**CHALLENGE:** Tally up the lines that include "content" and state that number by itself.

**INPUT DATA:**
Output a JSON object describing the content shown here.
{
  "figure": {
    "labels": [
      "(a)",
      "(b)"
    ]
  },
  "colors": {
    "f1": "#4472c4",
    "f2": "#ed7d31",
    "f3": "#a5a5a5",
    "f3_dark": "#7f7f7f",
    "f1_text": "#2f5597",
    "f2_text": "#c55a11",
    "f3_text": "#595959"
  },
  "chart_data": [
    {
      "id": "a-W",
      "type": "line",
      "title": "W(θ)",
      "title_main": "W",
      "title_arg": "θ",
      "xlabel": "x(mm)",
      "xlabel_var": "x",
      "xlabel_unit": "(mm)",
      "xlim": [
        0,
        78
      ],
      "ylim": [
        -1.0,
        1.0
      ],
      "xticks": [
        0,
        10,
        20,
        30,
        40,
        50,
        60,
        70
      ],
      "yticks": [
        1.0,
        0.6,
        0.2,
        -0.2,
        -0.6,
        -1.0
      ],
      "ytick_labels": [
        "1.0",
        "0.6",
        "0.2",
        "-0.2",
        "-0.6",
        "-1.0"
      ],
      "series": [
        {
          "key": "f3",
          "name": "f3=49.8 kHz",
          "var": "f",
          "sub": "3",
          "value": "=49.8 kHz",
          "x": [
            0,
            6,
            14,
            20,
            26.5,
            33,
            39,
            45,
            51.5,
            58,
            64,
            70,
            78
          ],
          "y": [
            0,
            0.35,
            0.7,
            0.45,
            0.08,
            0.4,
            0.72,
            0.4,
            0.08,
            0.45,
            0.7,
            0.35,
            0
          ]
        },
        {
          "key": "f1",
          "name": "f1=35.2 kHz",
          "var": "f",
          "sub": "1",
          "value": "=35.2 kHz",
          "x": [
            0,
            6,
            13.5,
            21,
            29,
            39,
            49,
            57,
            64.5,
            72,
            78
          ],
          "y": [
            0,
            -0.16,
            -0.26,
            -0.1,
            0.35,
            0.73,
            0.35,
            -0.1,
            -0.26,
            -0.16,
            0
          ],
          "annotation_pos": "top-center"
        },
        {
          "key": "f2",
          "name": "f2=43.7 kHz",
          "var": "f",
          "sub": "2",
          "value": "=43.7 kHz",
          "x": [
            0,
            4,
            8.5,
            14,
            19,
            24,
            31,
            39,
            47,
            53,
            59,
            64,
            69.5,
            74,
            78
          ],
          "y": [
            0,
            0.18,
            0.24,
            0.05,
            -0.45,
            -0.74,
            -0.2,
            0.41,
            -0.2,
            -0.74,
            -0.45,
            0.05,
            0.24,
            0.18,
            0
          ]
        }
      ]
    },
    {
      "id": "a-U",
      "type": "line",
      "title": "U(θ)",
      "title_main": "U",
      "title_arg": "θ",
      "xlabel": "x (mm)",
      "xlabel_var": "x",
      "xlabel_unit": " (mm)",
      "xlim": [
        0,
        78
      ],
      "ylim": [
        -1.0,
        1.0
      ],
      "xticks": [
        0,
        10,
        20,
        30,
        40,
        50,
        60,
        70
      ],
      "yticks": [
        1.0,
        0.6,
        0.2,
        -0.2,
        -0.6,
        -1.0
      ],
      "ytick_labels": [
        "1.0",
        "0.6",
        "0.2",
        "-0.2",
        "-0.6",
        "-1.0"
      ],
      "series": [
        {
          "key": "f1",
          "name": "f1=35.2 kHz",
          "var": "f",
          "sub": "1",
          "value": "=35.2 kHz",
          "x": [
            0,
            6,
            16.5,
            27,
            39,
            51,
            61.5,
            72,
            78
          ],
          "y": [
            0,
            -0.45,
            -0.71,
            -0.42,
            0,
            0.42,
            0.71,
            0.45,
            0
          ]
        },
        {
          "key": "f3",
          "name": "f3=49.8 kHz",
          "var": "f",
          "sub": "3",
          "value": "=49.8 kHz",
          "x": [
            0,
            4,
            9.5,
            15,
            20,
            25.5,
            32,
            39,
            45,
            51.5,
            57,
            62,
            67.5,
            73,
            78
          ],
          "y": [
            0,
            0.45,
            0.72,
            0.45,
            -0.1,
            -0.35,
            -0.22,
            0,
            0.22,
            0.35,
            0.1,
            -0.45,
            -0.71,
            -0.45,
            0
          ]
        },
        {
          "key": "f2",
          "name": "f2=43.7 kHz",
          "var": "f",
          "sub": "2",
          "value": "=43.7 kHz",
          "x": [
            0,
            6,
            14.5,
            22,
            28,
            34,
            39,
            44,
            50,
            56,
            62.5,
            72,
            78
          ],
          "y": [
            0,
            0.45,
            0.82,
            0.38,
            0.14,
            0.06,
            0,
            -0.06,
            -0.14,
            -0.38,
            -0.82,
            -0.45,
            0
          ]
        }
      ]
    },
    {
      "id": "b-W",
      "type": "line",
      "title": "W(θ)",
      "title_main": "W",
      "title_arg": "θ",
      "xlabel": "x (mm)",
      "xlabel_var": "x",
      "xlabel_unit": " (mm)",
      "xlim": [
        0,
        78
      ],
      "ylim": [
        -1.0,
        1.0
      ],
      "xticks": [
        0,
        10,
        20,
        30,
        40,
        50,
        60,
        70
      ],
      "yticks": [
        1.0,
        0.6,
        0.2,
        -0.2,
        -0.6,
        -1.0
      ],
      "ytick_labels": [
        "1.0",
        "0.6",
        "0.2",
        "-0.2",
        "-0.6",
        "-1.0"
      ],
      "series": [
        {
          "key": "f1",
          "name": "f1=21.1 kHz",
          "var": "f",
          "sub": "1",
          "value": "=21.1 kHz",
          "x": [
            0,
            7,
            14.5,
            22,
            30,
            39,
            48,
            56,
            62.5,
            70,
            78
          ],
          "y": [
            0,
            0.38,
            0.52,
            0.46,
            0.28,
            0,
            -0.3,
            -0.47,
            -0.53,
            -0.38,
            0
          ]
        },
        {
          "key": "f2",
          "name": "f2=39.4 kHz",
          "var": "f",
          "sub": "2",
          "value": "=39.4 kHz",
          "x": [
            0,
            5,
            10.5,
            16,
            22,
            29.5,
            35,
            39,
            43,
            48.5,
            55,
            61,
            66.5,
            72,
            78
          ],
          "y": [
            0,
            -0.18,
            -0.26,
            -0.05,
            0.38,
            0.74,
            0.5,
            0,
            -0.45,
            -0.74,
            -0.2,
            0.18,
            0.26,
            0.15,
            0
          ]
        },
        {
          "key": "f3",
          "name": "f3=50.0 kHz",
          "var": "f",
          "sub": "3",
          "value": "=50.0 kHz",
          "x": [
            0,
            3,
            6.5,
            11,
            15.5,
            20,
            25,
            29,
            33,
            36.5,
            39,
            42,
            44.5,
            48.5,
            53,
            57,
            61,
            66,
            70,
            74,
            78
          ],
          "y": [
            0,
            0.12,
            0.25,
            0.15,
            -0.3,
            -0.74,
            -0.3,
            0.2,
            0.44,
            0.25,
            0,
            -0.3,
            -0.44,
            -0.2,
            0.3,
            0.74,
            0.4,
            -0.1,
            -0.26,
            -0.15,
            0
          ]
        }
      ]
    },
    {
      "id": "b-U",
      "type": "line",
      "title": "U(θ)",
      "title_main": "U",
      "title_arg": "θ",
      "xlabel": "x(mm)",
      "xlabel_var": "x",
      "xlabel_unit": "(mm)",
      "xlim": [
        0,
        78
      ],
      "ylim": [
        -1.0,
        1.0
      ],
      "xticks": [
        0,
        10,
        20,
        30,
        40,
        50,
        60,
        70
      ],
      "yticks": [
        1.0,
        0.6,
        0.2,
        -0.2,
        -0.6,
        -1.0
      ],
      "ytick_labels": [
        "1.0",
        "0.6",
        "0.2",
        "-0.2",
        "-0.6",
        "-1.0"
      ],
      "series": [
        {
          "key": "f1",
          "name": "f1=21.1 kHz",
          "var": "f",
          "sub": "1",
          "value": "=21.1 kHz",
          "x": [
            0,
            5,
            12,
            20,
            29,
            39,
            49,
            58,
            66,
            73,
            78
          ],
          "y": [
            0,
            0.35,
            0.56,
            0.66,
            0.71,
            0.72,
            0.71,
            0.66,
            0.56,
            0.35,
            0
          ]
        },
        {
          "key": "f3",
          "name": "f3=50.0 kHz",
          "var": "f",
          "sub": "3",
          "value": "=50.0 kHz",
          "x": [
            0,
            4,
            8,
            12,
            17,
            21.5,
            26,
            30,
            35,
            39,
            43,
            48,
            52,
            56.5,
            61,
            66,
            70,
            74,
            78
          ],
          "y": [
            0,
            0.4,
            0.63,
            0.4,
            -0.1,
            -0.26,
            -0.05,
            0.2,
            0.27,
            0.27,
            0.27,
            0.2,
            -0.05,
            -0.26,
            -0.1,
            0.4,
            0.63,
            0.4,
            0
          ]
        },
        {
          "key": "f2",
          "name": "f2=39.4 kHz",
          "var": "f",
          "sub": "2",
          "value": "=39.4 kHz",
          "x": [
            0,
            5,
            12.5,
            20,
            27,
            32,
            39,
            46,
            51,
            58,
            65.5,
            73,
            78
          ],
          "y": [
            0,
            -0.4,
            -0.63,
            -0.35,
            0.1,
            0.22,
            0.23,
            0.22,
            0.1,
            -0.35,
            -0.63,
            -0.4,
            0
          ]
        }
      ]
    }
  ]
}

...

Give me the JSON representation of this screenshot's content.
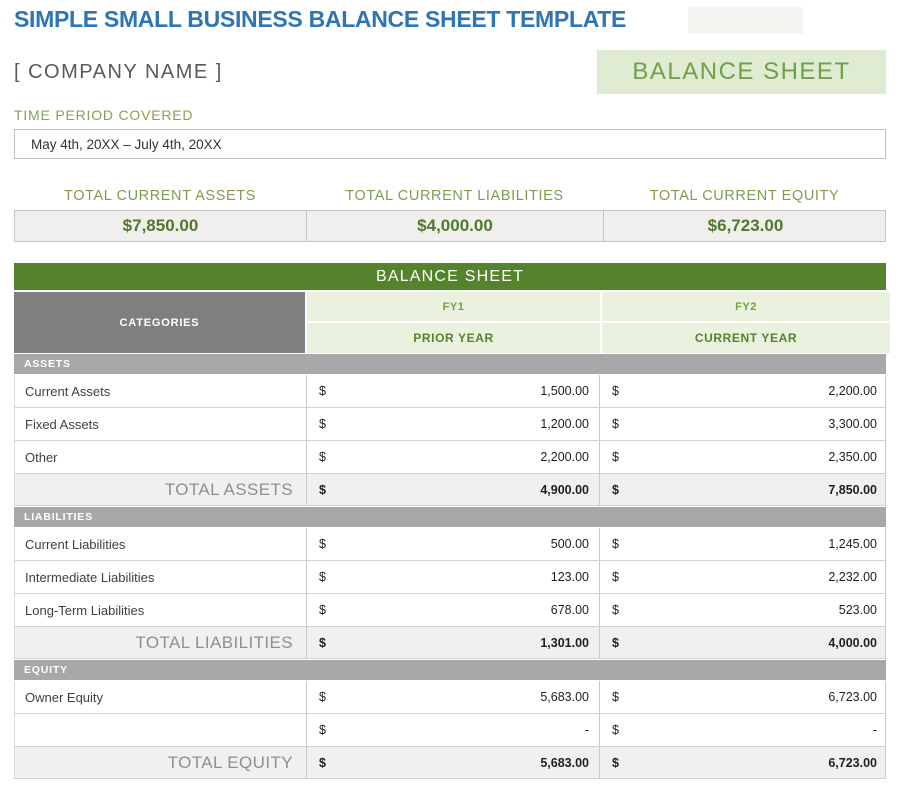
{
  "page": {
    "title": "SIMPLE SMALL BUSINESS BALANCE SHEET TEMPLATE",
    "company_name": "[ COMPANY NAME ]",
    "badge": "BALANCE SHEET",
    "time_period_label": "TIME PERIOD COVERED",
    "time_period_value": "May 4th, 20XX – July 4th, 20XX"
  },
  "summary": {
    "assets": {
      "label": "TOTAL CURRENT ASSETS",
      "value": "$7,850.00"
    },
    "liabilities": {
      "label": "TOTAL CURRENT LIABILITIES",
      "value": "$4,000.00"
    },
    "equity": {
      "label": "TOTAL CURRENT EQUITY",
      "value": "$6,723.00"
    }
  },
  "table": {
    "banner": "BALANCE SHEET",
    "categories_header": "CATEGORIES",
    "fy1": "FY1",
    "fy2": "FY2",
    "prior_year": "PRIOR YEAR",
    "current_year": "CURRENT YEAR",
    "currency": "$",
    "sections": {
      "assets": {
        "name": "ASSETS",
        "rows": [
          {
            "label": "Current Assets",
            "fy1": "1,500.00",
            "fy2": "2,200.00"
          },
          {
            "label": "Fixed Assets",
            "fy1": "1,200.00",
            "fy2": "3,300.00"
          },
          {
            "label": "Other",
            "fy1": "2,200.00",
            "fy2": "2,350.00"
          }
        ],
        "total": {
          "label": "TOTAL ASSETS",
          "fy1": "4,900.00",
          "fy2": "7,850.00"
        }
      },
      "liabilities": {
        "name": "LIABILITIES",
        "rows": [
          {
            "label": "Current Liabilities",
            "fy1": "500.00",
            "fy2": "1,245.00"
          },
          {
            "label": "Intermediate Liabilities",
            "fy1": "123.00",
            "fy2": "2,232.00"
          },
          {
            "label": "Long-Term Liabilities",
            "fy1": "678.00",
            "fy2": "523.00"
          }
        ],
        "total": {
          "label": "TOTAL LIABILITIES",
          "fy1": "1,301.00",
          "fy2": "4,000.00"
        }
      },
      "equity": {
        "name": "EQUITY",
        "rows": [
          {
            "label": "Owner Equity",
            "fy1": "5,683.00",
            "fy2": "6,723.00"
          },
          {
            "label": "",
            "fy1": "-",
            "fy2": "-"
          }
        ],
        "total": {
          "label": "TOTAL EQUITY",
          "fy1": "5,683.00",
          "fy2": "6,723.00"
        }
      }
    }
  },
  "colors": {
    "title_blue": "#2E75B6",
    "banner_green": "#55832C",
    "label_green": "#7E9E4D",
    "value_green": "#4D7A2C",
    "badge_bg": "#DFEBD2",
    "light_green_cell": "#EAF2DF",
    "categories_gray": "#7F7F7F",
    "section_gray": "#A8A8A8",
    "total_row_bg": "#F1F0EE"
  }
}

**THE REPLY:** 2